The task: Locate all lines in the data below that hold "name" and show them.

Stored data:
+===+

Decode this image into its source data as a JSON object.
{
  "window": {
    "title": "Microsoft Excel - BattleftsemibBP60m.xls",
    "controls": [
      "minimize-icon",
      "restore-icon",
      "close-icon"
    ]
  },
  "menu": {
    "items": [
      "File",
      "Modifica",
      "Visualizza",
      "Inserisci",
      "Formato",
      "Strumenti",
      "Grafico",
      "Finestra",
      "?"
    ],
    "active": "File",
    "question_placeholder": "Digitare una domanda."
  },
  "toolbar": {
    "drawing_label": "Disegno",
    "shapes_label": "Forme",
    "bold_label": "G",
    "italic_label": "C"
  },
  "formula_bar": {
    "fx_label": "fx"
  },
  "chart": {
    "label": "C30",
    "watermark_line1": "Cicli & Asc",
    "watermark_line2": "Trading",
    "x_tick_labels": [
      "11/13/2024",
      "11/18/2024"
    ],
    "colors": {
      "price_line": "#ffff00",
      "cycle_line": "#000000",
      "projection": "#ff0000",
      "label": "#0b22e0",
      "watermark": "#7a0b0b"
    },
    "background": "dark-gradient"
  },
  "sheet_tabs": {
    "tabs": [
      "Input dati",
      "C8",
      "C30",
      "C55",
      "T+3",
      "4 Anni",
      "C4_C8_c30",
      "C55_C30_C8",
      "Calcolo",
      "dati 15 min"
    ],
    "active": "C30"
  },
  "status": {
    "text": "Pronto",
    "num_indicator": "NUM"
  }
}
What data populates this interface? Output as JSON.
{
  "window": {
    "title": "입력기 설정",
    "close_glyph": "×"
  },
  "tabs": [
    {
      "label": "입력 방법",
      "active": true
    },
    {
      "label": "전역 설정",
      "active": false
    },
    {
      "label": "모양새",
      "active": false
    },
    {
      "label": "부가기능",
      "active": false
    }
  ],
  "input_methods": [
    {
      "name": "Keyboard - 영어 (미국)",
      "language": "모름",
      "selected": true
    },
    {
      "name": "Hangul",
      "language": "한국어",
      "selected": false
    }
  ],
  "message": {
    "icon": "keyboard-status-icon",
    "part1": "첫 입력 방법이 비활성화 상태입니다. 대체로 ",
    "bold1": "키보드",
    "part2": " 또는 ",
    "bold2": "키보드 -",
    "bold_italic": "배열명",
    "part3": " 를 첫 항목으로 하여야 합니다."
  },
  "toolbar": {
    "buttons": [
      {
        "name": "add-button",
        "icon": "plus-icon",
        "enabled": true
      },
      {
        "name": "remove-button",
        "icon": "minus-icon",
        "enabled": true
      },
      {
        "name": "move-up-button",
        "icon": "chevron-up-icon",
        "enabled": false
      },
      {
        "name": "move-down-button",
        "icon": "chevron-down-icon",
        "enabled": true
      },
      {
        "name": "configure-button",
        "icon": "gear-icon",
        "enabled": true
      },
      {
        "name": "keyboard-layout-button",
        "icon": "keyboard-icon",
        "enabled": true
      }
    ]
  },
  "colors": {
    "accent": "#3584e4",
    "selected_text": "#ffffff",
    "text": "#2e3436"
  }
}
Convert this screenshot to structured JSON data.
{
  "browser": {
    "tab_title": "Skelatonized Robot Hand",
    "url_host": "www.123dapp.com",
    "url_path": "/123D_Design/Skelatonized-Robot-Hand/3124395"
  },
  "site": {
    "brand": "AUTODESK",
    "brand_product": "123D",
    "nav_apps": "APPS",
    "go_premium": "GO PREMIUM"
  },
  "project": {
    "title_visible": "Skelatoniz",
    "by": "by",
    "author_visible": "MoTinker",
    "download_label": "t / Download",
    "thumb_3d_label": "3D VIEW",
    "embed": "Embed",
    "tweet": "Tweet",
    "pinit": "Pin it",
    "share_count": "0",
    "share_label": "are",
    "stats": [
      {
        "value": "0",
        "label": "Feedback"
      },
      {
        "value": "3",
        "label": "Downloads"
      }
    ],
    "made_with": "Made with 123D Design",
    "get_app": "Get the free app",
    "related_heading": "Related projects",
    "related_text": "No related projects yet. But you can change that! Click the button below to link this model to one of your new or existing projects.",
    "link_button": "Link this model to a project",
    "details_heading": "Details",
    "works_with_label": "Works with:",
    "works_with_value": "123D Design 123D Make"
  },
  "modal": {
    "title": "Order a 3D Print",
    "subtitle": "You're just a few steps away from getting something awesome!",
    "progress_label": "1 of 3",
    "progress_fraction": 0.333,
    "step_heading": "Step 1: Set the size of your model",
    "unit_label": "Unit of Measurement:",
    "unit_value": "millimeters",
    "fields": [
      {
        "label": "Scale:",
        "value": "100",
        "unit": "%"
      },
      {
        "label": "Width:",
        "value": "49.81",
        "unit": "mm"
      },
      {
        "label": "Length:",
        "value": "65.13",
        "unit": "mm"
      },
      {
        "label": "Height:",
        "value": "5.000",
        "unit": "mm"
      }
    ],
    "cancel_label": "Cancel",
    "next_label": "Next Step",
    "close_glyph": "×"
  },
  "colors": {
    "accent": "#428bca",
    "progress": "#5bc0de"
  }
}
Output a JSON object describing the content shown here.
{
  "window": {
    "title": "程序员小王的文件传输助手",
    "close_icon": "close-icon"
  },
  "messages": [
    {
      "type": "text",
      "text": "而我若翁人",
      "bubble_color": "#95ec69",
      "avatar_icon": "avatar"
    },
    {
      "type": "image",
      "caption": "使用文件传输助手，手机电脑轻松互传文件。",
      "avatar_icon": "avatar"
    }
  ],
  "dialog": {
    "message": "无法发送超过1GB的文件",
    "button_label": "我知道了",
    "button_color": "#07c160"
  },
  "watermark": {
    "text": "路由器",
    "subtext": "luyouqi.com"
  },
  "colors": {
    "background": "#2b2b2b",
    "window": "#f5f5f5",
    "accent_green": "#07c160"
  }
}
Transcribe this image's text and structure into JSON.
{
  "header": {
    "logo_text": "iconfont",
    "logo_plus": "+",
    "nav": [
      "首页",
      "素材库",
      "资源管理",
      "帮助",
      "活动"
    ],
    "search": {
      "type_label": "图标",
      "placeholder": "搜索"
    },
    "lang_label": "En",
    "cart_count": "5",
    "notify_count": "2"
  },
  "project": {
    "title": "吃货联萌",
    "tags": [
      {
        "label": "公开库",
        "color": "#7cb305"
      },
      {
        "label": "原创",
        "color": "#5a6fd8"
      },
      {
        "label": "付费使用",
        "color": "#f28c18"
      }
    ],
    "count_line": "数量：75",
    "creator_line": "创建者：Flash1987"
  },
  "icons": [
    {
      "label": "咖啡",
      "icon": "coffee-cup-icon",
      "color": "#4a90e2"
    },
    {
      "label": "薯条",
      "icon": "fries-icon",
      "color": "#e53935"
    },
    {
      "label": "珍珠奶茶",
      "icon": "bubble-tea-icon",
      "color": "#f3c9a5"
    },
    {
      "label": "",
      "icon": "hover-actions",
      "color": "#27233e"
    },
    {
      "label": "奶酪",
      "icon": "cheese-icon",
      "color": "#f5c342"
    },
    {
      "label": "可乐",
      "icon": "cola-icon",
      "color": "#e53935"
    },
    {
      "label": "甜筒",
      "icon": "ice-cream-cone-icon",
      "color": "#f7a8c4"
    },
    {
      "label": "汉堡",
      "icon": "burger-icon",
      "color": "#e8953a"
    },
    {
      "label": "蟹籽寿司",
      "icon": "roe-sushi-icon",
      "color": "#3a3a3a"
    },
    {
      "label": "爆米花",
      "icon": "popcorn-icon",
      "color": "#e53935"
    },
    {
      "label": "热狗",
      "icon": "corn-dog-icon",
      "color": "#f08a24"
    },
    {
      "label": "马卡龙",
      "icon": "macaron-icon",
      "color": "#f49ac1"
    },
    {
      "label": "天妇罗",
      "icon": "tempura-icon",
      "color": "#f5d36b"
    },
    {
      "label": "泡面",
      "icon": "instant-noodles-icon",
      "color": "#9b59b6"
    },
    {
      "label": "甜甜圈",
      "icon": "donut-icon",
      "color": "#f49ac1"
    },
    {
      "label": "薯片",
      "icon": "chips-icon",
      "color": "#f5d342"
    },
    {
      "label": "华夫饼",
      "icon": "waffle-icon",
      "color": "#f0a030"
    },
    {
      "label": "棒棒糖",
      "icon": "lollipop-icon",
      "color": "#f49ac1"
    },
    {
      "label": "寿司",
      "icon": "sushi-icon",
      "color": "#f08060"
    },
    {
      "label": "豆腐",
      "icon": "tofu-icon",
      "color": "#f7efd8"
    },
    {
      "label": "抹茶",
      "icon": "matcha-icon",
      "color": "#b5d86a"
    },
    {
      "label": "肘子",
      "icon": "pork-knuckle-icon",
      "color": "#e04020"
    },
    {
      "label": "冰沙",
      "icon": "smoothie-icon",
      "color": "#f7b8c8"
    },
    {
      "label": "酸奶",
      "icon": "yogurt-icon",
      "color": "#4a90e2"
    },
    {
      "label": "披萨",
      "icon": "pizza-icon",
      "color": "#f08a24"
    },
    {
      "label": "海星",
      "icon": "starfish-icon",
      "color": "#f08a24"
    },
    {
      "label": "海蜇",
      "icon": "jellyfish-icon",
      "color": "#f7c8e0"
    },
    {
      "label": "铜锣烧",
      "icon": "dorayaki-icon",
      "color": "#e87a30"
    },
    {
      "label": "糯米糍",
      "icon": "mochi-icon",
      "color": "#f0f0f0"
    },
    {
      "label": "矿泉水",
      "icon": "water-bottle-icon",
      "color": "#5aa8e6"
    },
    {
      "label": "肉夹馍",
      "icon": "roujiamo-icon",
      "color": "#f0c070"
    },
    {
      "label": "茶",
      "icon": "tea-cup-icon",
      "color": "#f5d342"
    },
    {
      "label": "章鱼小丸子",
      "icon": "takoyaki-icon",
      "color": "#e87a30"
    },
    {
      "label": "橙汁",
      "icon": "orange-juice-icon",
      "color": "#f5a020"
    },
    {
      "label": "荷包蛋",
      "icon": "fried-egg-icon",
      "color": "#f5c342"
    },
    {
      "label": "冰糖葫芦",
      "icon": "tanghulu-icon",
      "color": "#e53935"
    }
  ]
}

+===+

Solution for this exercise:
      "name": "Keyboard - 영어 (미국)",
      "name": "Hangul",
        "name": "add-button",
        "name": "remove-button",
        "name": "move-up-button",
        "name": "move-down-button",
        "name": "configure-button",
        "name": "keyboard-layout-button",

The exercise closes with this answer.